AVAILABLE RECORDS —
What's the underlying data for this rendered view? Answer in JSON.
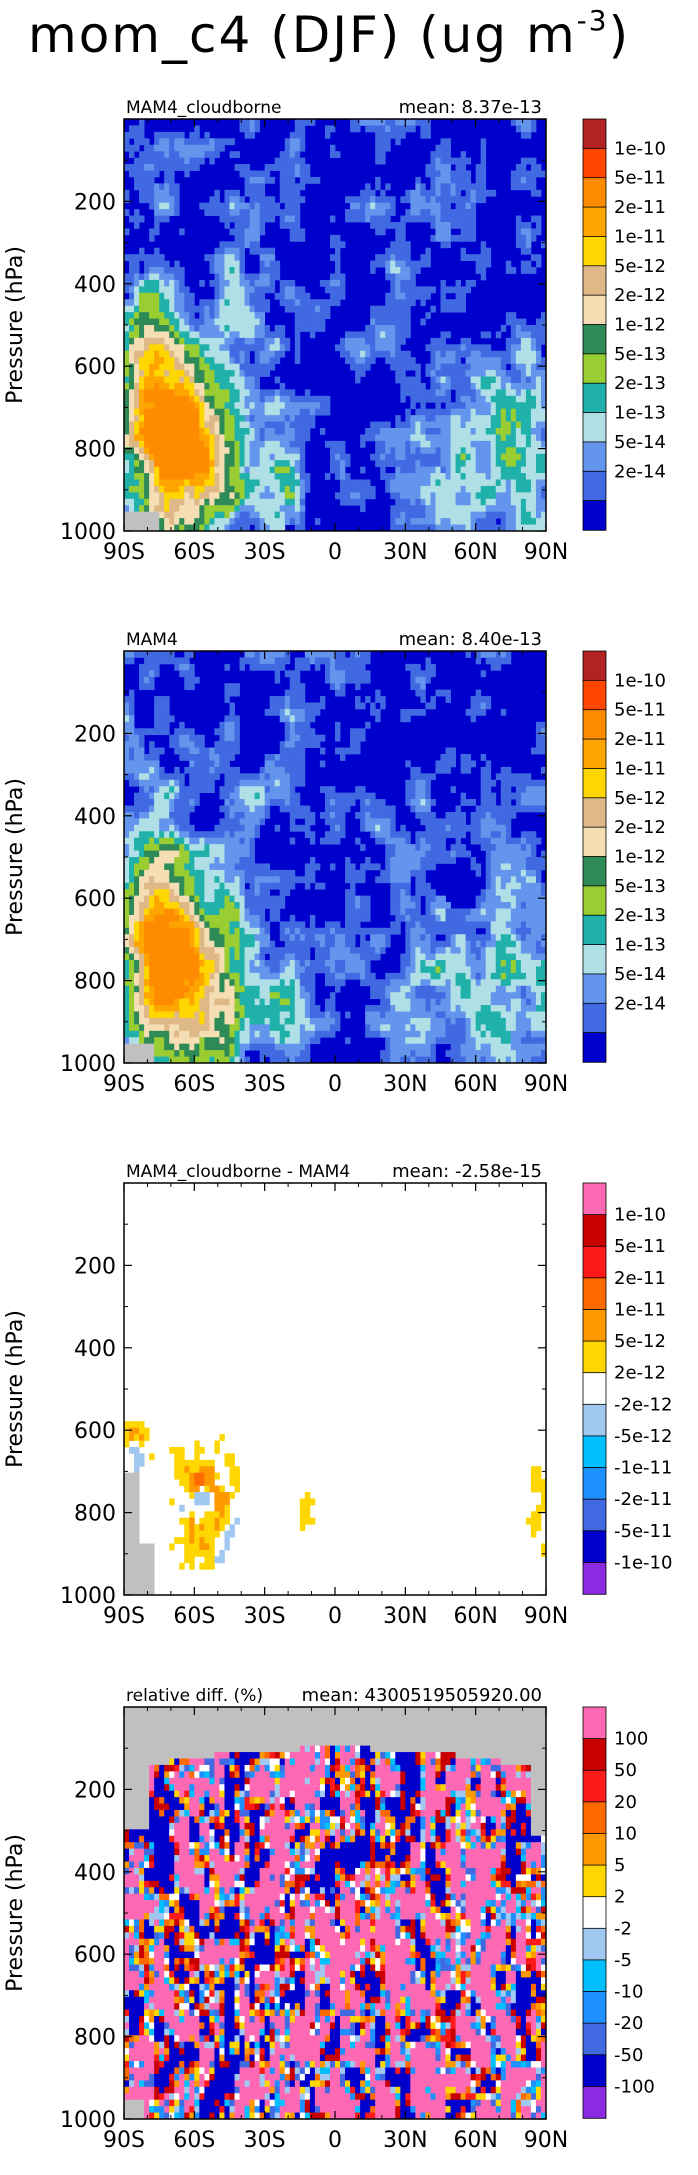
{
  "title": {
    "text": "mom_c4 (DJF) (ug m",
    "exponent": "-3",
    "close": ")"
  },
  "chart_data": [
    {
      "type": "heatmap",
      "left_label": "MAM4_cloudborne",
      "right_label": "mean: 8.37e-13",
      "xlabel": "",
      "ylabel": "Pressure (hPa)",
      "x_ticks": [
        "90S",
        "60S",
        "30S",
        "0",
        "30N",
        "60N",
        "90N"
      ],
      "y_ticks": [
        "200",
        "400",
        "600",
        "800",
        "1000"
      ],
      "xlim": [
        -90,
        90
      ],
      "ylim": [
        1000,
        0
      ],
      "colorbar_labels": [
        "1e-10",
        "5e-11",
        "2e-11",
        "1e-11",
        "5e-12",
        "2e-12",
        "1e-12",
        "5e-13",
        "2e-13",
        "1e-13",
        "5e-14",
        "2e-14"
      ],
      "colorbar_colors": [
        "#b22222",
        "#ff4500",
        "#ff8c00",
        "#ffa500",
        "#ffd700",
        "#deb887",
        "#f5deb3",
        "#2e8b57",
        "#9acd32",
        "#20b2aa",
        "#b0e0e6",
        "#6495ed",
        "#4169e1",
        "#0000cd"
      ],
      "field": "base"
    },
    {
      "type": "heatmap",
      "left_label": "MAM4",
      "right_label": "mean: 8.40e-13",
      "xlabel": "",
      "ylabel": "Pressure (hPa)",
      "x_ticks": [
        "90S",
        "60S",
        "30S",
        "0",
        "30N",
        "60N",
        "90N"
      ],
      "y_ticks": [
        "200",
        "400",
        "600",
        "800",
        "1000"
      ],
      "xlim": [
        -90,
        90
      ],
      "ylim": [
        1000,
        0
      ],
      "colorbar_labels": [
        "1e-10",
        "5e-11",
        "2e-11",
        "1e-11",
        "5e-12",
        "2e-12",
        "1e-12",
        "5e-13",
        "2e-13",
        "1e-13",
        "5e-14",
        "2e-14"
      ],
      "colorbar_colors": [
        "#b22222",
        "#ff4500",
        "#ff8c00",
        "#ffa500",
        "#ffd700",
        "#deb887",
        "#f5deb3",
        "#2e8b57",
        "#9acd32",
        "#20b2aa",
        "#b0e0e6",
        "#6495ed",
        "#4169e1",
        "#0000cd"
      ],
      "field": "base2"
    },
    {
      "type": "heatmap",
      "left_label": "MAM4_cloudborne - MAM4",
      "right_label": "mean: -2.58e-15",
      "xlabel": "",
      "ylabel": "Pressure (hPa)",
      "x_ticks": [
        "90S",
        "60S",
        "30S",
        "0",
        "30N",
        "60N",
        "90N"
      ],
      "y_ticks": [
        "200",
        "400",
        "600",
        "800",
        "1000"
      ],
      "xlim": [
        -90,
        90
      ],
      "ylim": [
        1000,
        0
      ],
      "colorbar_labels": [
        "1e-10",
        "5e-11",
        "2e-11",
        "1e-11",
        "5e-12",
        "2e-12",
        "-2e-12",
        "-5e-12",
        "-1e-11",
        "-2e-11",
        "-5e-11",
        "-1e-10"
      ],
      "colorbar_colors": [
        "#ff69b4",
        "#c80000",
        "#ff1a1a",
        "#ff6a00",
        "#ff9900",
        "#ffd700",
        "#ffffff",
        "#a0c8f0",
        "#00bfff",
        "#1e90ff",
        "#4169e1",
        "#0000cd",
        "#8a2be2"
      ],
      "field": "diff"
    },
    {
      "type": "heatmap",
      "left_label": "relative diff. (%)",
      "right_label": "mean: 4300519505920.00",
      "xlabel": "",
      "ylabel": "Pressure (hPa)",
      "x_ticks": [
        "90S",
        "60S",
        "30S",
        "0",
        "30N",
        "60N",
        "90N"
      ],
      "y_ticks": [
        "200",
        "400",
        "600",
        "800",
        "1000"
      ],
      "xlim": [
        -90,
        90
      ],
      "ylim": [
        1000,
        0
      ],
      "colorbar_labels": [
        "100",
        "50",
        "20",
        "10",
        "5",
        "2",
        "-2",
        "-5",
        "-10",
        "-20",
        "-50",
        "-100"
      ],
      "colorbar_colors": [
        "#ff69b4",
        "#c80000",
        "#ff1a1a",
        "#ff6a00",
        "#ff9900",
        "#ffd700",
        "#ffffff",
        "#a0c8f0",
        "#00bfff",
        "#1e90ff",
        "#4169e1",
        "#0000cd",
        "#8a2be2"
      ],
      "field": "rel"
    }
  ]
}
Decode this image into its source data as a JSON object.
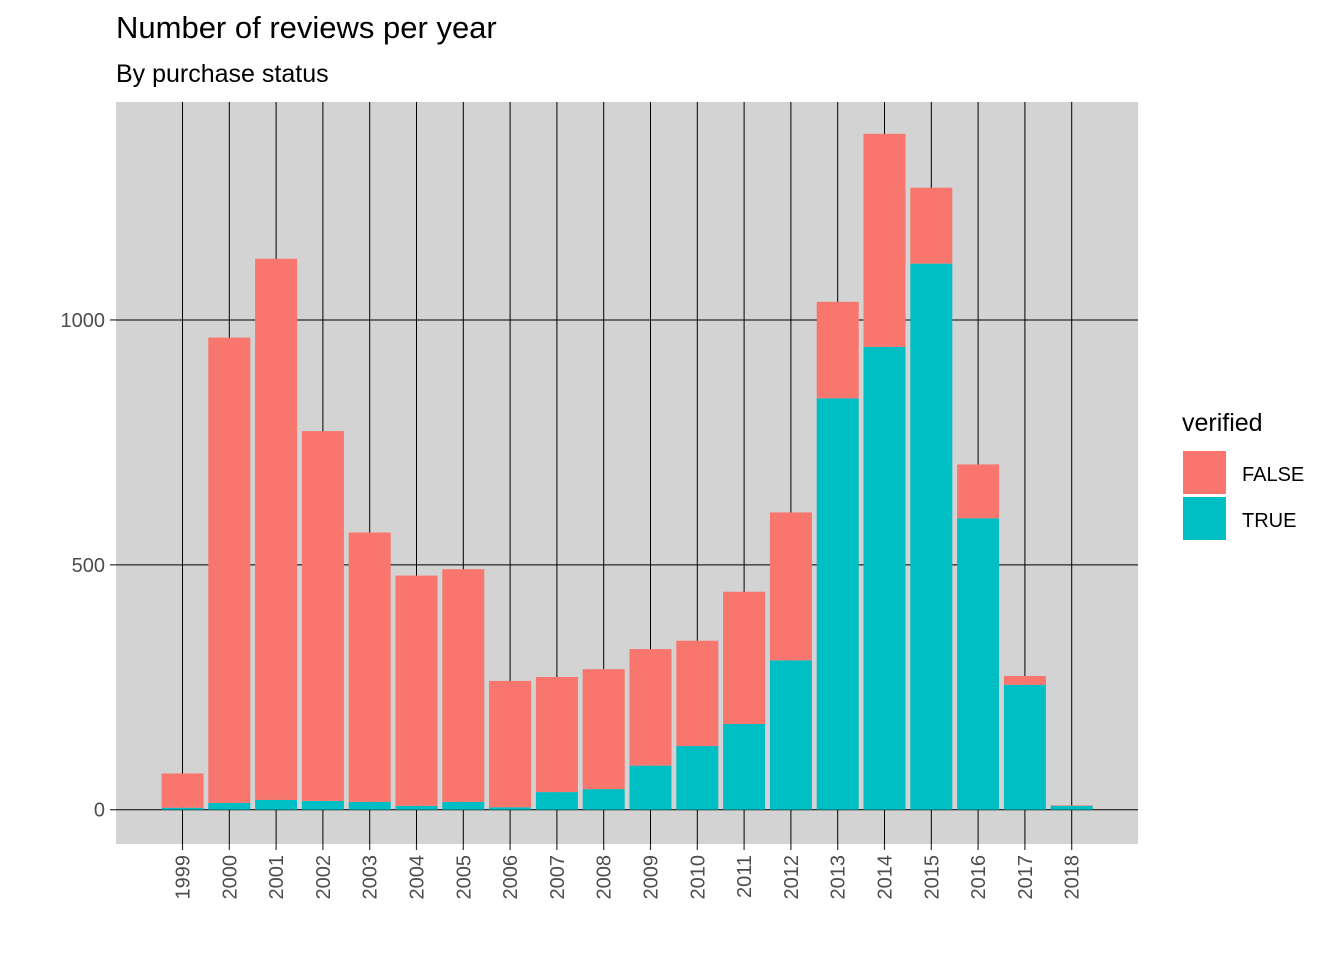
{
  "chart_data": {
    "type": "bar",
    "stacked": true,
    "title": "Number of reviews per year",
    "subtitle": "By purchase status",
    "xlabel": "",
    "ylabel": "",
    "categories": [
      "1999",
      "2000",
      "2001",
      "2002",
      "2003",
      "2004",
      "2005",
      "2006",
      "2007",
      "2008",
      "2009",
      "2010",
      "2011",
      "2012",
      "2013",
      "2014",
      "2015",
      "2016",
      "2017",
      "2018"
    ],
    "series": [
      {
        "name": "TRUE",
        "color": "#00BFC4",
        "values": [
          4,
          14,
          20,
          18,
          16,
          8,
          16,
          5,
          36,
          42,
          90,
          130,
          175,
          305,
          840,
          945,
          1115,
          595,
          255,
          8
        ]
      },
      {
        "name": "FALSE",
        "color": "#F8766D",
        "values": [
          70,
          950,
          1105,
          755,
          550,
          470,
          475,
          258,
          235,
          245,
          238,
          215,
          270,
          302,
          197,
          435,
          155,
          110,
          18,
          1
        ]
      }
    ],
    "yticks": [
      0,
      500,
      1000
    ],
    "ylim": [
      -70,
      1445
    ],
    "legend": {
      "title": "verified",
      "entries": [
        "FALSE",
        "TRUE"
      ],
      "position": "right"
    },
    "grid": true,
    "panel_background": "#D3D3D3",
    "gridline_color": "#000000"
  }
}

WORK TO DO — Write out each entry exactly as given, omitting any picture.

TASK RESULT —
What's the underlying data for this rendered view? Answer in JSON.
{
  "title": {
    "text": "mom_c4 (DJF) (ug m",
    "exponent": "-3",
    "close": ")"
  },
  "chart_data": [
    {
      "type": "heatmap",
      "left_label": "MAM4_cloudborne",
      "right_label": "mean: 8.37e-13",
      "xlabel": "",
      "ylabel": "Pressure (hPa)",
      "x_ticks": [
        "90S",
        "60S",
        "30S",
        "0",
        "30N",
        "60N",
        "90N"
      ],
      "y_ticks": [
        "200",
        "400",
        "600",
        "800",
        "1000"
      ],
      "xlim": [
        -90,
        90
      ],
      "ylim": [
        1000,
        0
      ],
      "colorbar_labels": [
        "1e-10",
        "5e-11",
        "2e-11",
        "1e-11",
        "5e-12",
        "2e-12",
        "1e-12",
        "5e-13",
        "2e-13",
        "1e-13",
        "5e-14",
        "2e-14"
      ],
      "colorbar_colors": [
        "#b22222",
        "#ff4500",
        "#ff8c00",
        "#ffa500",
        "#ffd700",
        "#deb887",
        "#f5deb3",
        "#2e8b57",
        "#9acd32",
        "#20b2aa",
        "#b0e0e6",
        "#6495ed",
        "#4169e1",
        "#0000cd"
      ],
      "field": "base"
    },
    {
      "type": "heatmap",
      "left_label": "MAM4",
      "right_label": "mean: 8.40e-13",
      "xlabel": "",
      "ylabel": "Pressure (hPa)",
      "x_ticks": [
        "90S",
        "60S",
        "30S",
        "0",
        "30N",
        "60N",
        "90N"
      ],
      "y_ticks": [
        "200",
        "400",
        "600",
        "800",
        "1000"
      ],
      "xlim": [
        -90,
        90
      ],
      "ylim": [
        1000,
        0
      ],
      "colorbar_labels": [
        "1e-10",
        "5e-11",
        "2e-11",
        "1e-11",
        "5e-12",
        "2e-12",
        "1e-12",
        "5e-13",
        "2e-13",
        "1e-13",
        "5e-14",
        "2e-14"
      ],
      "colorbar_colors": [
        "#b22222",
        "#ff4500",
        "#ff8c00",
        "#ffa500",
        "#ffd700",
        "#deb887",
        "#f5deb3",
        "#2e8b57",
        "#9acd32",
        "#20b2aa",
        "#b0e0e6",
        "#6495ed",
        "#4169e1",
        "#0000cd"
      ],
      "field": "base2"
    },
    {
      "type": "heatmap",
      "left_label": "MAM4_cloudborne - MAM4",
      "right_label": "mean: -2.58e-15",
      "xlabel": "",
      "ylabel": "Pressure (hPa)",
      "x_ticks": [
        "90S",
        "60S",
        "30S",
        "0",
        "30N",
        "60N",
        "90N"
      ],
      "y_ticks": [
        "200",
        "400",
        "600",
        "800",
        "1000"
      ],
      "xlim": [
        -90,
        90
      ],
      "ylim": [
        1000,
        0
      ],
      "colorbar_labels": [
        "1e-10",
        "5e-11",
        "2e-11",
        "1e-11",
        "5e-12",
        "2e-12",
        "-2e-12",
        "-5e-12",
        "-1e-11",
        "-2e-11",
        "-5e-11",
        "-1e-10"
      ],
      "colorbar_colors": [
        "#ff69b4",
        "#c80000",
        "#ff1a1a",
        "#ff6a00",
        "#ff9900",
        "#ffd700",
        "#ffffff",
        "#a0c8f0",
        "#00bfff",
        "#1e90ff",
        "#4169e1",
        "#0000cd",
        "#8a2be2"
      ],
      "field": "diff"
    },
    {
      "type": "heatmap",
      "left_label": "relative diff. (%)",
      "right_label": "mean: 4300519505920.00",
      "xlabel": "",
      "ylabel": "Pressure (hPa)",
      "x_ticks": [
        "90S",
        "60S",
        "30S",
        "0",
        "30N",
        "60N",
        "90N"
      ],
      "y_ticks": [
        "200",
        "400",
        "600",
        "800",
        "1000"
      ],
      "xlim": [
        -90,
        90
      ],
      "ylim": [
        1000,
        0
      ],
      "colorbar_labels": [
        "100",
        "50",
        "20",
        "10",
        "5",
        "2",
        "-2",
        "-5",
        "-10",
        "-20",
        "-50",
        "-100"
      ],
      "colorbar_colors": [
        "#ff69b4",
        "#c80000",
        "#ff1a1a",
        "#ff6a00",
        "#ff9900",
        "#ffd700",
        "#ffffff",
        "#a0c8f0",
        "#00bfff",
        "#1e90ff",
        "#4169e1",
        "#0000cd",
        "#8a2be2"
      ],
      "field": "rel"
    }
  ]
}
Decode this image into its source data as a JSON object.
{
  "chart_data": {
    "type": "bar",
    "stacked": true,
    "title": "Number of reviews per year",
    "subtitle": "By purchase status",
    "xlabel": "",
    "ylabel": "",
    "categories": [
      "1999",
      "2000",
      "2001",
      "2002",
      "2003",
      "2004",
      "2005",
      "2006",
      "2007",
      "2008",
      "2009",
      "2010",
      "2011",
      "2012",
      "2013",
      "2014",
      "2015",
      "2016",
      "2017",
      "2018"
    ],
    "series": [
      {
        "name": "TRUE",
        "color": "#00BFC4",
        "values": [
          4,
          14,
          20,
          18,
          16,
          8,
          16,
          5,
          36,
          42,
          90,
          130,
          175,
          305,
          840,
          945,
          1115,
          595,
          255,
          8
        ]
      },
      {
        "name": "FALSE",
        "color": "#F8766D",
        "values": [
          70,
          950,
          1105,
          755,
          550,
          470,
          475,
          258,
          235,
          245,
          238,
          215,
          270,
          302,
          197,
          435,
          155,
          110,
          18,
          1
        ]
      }
    ],
    "yticks": [
      0,
      500,
      1000
    ],
    "ylim": [
      -70,
      1445
    ],
    "legend": {
      "title": "verified",
      "entries": [
        "FALSE",
        "TRUE"
      ],
      "position": "right"
    },
    "grid": true,
    "panel_background": "#D3D3D3",
    "gridline_color": "#000000"
  }
}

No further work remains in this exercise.